→ **TASK PROMPT**
Among the lines below, how many carry the string "wegen"? Reply with a number and nothing else.
** start AVAILABLE RECORDS **
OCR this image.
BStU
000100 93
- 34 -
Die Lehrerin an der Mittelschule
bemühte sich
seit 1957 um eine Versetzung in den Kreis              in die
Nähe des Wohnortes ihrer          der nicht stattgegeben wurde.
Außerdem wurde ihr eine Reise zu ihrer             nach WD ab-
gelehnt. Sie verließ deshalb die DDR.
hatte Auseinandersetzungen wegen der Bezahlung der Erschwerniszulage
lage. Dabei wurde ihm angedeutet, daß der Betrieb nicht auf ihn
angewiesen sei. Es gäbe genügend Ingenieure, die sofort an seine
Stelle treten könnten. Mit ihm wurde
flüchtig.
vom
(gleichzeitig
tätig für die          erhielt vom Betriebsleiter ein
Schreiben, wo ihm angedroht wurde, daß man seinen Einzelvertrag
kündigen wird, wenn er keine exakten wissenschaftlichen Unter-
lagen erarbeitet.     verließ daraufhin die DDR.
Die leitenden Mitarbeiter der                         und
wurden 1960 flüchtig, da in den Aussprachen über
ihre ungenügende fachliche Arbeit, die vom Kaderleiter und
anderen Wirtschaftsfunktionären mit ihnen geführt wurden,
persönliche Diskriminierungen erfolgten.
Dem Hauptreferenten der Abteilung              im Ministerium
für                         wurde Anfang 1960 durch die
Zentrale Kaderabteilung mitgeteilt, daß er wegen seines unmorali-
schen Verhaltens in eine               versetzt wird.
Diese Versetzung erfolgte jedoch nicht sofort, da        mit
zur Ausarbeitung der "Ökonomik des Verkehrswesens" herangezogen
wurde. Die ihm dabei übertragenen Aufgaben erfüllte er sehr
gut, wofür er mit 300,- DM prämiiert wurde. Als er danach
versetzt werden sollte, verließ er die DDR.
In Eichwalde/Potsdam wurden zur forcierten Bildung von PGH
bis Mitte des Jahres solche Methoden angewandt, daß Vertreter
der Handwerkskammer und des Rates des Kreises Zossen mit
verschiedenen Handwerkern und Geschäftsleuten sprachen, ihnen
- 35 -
** end AVAILABLE RECORDS **
→ **COMPLETED EXERCISE**
2